RAW RECORDS:

※

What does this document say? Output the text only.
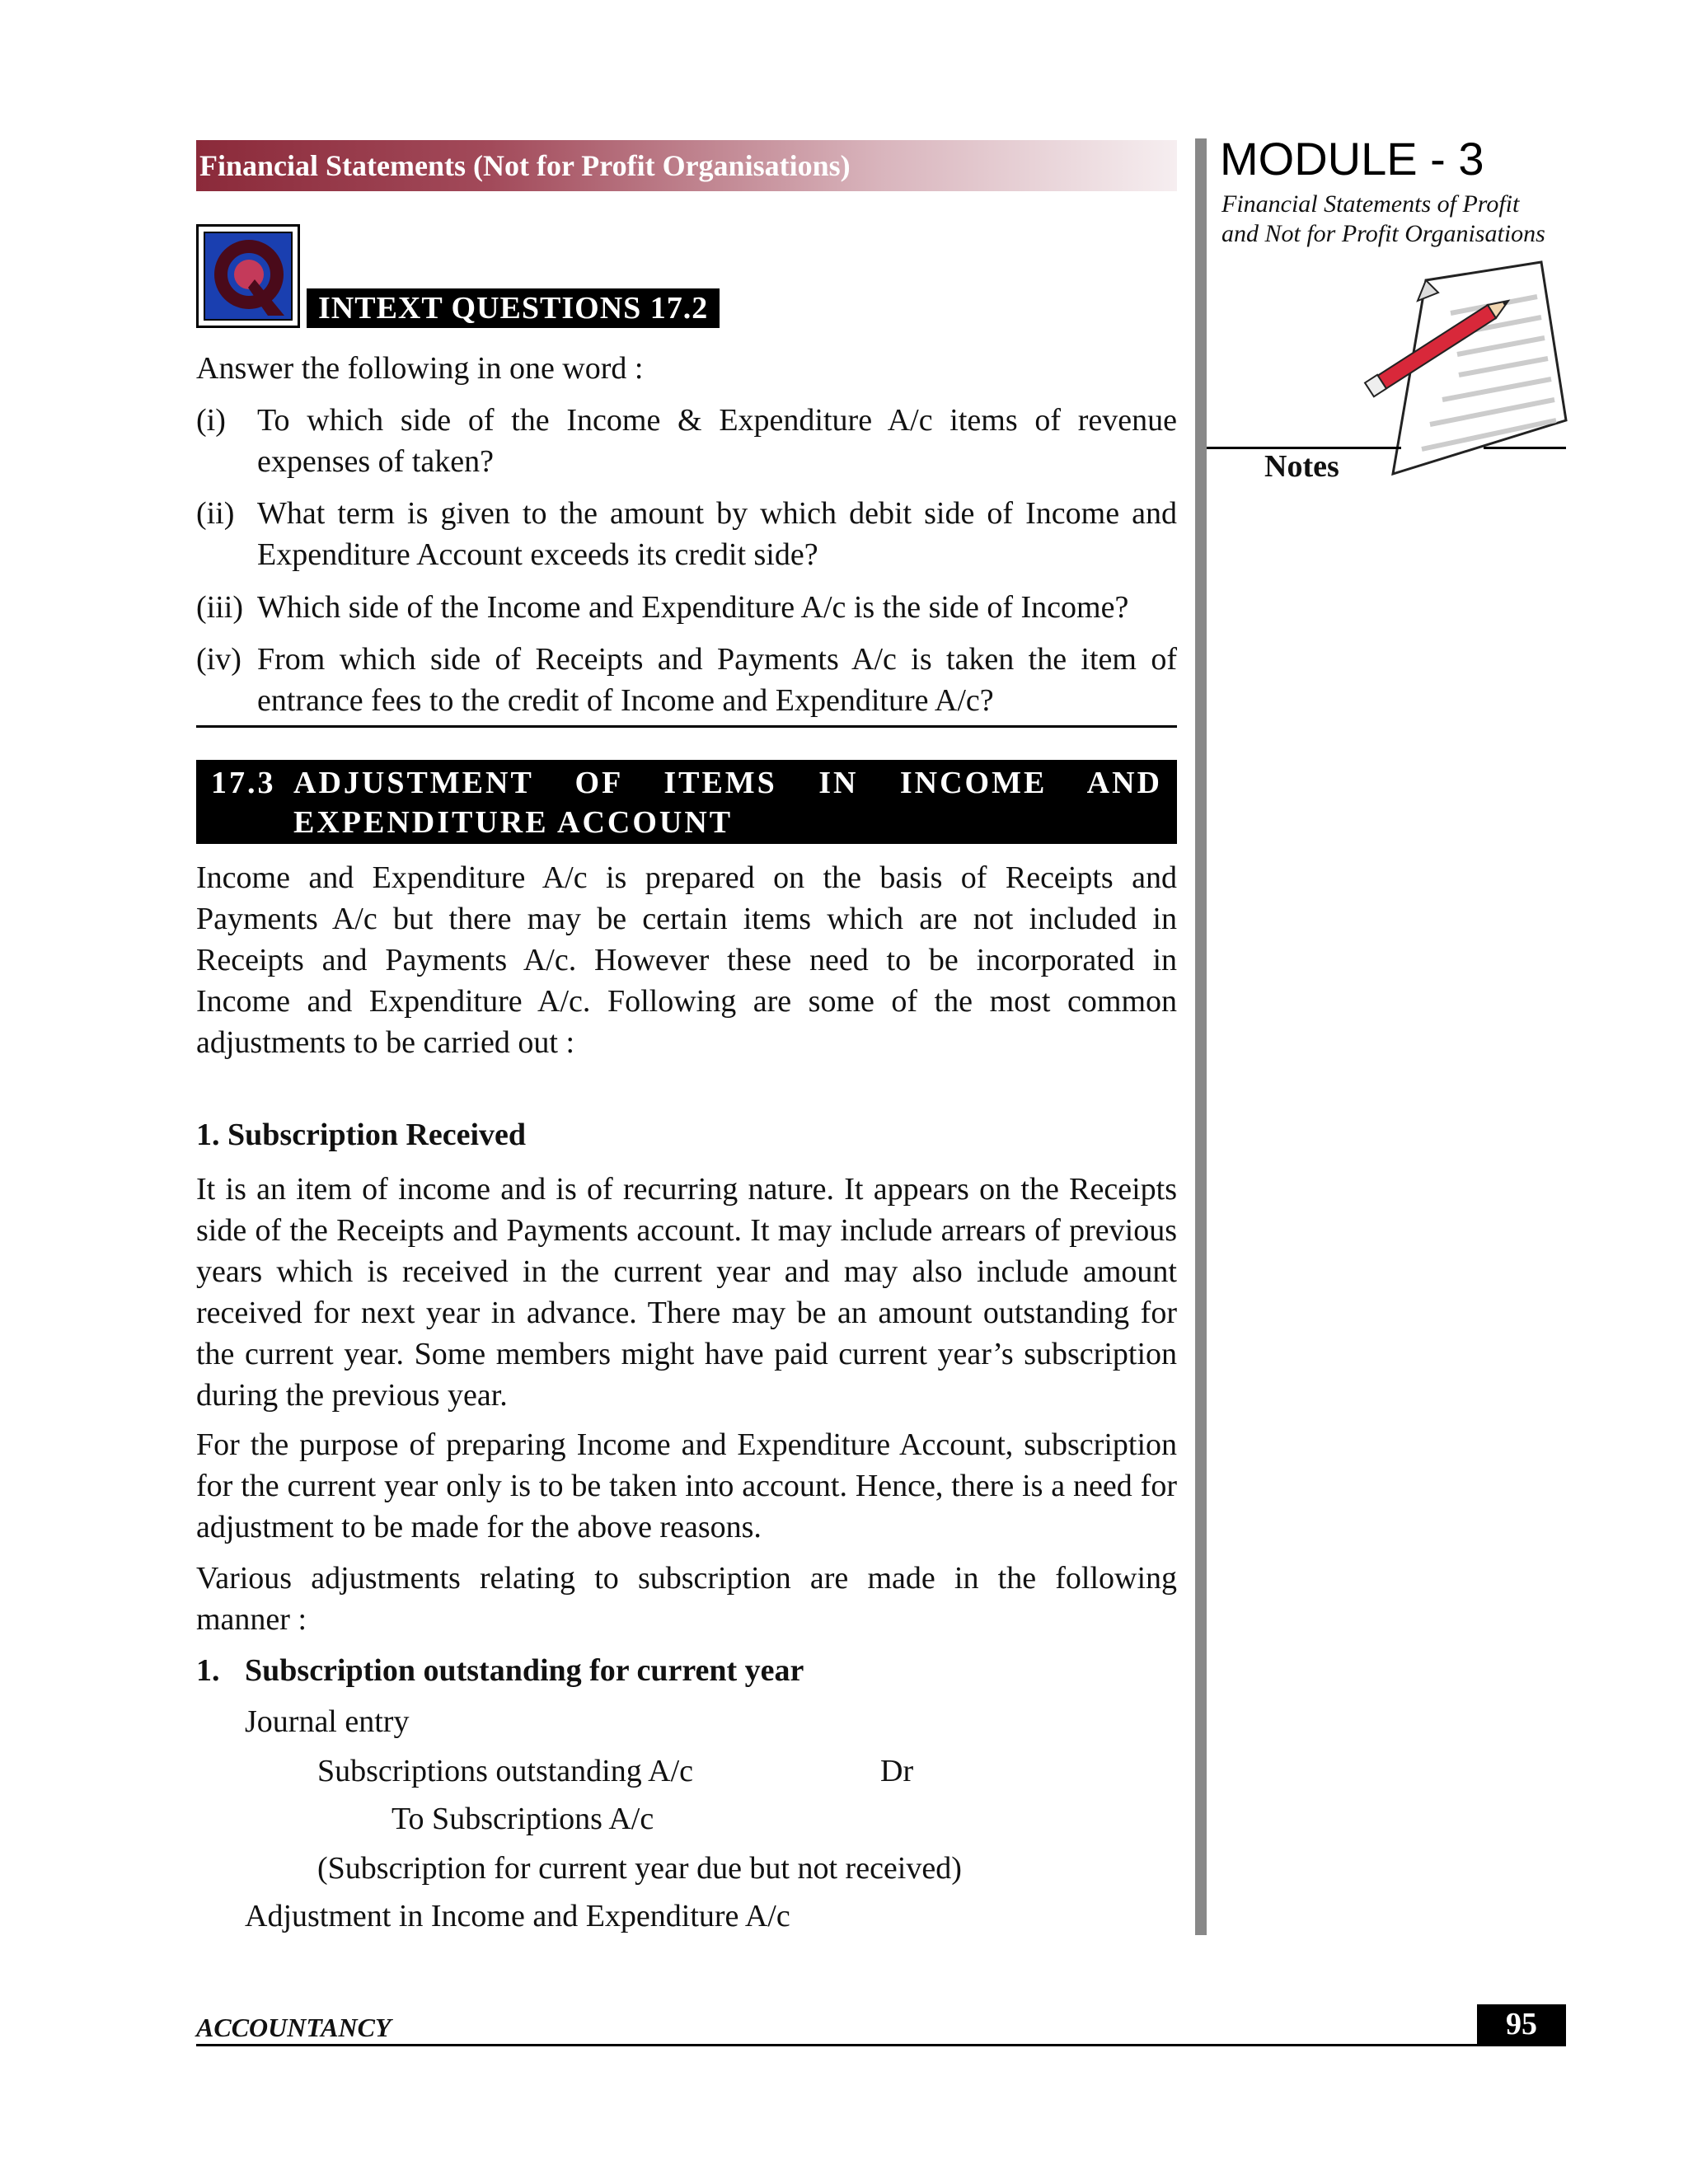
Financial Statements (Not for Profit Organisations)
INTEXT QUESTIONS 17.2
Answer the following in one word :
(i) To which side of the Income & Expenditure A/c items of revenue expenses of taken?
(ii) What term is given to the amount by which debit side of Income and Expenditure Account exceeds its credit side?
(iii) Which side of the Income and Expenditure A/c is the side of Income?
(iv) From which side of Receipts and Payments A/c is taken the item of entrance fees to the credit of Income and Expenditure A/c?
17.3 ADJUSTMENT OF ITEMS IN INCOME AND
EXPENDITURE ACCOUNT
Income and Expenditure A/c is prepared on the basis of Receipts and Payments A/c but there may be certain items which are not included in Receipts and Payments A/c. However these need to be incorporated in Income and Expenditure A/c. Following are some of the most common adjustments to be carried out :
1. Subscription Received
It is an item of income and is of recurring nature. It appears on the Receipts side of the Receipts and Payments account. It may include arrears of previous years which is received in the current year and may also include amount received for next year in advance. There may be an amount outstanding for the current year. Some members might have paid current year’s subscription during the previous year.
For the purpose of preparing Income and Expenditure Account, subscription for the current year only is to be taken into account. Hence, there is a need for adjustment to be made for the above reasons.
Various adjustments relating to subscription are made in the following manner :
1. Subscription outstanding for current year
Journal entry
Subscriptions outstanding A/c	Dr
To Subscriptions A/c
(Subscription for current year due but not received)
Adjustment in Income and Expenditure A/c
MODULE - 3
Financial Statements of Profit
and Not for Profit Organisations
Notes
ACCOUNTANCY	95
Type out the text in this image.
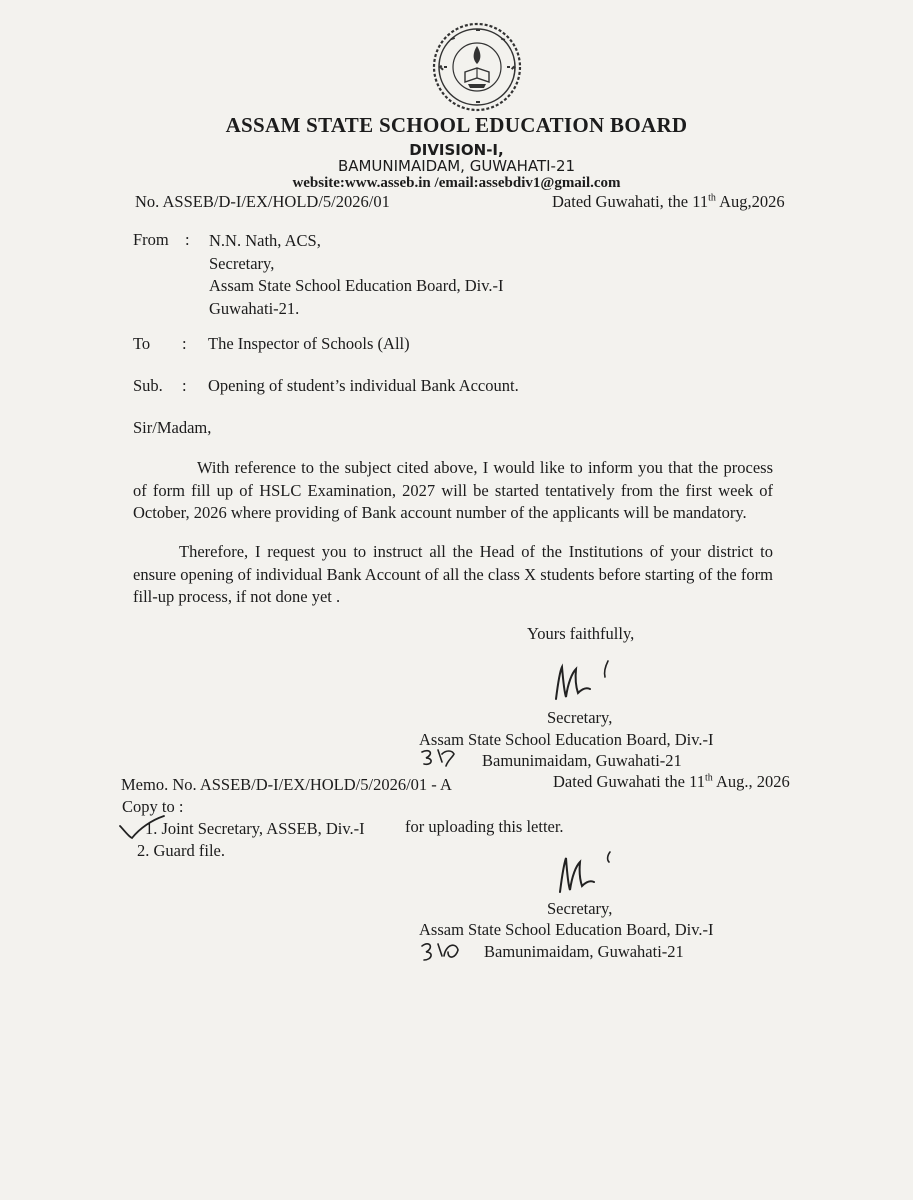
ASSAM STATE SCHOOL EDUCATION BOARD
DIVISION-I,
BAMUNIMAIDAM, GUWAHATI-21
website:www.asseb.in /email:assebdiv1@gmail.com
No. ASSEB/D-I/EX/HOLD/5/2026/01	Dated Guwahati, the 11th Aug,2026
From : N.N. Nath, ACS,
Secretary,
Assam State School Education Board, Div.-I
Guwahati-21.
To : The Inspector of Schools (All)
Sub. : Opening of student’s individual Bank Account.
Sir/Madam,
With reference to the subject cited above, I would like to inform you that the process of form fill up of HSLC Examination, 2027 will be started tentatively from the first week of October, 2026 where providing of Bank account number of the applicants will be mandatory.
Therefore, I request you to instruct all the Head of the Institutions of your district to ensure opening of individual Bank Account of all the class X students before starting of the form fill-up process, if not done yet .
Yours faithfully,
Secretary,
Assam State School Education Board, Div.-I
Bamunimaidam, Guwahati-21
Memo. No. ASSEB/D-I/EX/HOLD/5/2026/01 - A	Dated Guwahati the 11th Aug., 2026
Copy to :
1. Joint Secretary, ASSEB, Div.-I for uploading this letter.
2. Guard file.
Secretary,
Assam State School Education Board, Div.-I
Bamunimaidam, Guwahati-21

※

Repeat exactly the lines from the one containing "Type out the text in this image." to the last line of the records above, including both, and leave out any pictures.

COMPLETE OUTPUT:
Type out the text in this image.
ASSAM STATE SCHOOL EDUCATION BOARD
DIVISION-I,
BAMUNIMAIDAM, GUWAHATI-21
website:www.asseb.in /email:assebdiv1@gmail.com
No. ASSEB/D-I/EX/HOLD/5/2026/01	Dated Guwahati, the 11th Aug,2026
From : N.N. Nath, ACS,
Secretary,
Assam State School Education Board, Div.-I
Guwahati-21.
To : The Inspector of Schools (All)
Sub. : Opening of student’s individual Bank Account.
Sir/Madam,
With reference to the subject cited above, I would like to inform you that the process of form fill up of HSLC Examination, 2027 will be started tentatively from the first week of October, 2026 where providing of Bank account number of the applicants will be mandatory.
Therefore, I request you to instruct all the Head of the Institutions of your district to ensure opening of individual Bank Account of all the class X students before starting of the form fill-up process, if not done yet .
Yours faithfully,
Secretary,
Assam State School Education Board, Div.-I
Bamunimaidam, Guwahati-21
Memo. No. ASSEB/D-I/EX/HOLD/5/2026/01 - A	Dated Guwahati the 11th Aug., 2026
Copy to :
1. Joint Secretary, ASSEB, Div.-I for uploading this letter.
2. Guard file.
Secretary,
Assam State School Education Board, Div.-I
Bamunimaidam, Guwahati-21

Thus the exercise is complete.